▶ _Problem requirements_: Print the complete set of entries exactly.

▶ _Data records_:
----

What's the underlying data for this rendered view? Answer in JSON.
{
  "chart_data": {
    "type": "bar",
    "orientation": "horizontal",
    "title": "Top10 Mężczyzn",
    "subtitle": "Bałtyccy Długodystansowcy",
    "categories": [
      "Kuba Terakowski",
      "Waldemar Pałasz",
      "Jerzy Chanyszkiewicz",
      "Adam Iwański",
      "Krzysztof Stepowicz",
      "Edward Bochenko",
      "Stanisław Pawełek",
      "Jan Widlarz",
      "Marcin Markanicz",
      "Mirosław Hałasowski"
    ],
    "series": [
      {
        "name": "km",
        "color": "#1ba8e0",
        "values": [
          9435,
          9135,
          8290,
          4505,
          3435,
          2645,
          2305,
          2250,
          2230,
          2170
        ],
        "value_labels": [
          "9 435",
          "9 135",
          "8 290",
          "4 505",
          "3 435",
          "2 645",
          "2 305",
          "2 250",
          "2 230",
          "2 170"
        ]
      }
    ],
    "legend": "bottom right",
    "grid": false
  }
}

----

▶ _Written reply_:
What's the underlying data for this rendered view? Answer in JSON.
{
  "chart_data": {
    "type": "bar",
    "orientation": "horizontal",
    "title": "Top10 Mężczyzn",
    "subtitle": "Bałtyccy Długodystansowcy",
    "categories": [
      "Kuba Terakowski",
      "Waldemar Pałasz",
      "Jerzy Chanyszkiewicz",
      "Adam Iwański",
      "Krzysztof Stepowicz",
      "Edward Bochenko",
      "Stanisław Pawełek",
      "Jan Widlarz",
      "Marcin Markanicz",
      "Mirosław Hałasowski"
    ],
    "series": [
      {
        "name": "km",
        "color": "#1ba8e0",
        "values": [
          9435,
          9135,
          8290,
          4505,
          3435,
          2645,
          2305,
          2250,
          2230,
          2170
        ],
        "value_labels": [
          "9 435",
          "9 135",
          "8 290",
          "4 505",
          "3 435",
          "2 645",
          "2 305",
          "2 250",
          "2 230",
          "2 170"
        ]
      }
    ],
    "legend": "bottom right",
    "grid": false
  }
}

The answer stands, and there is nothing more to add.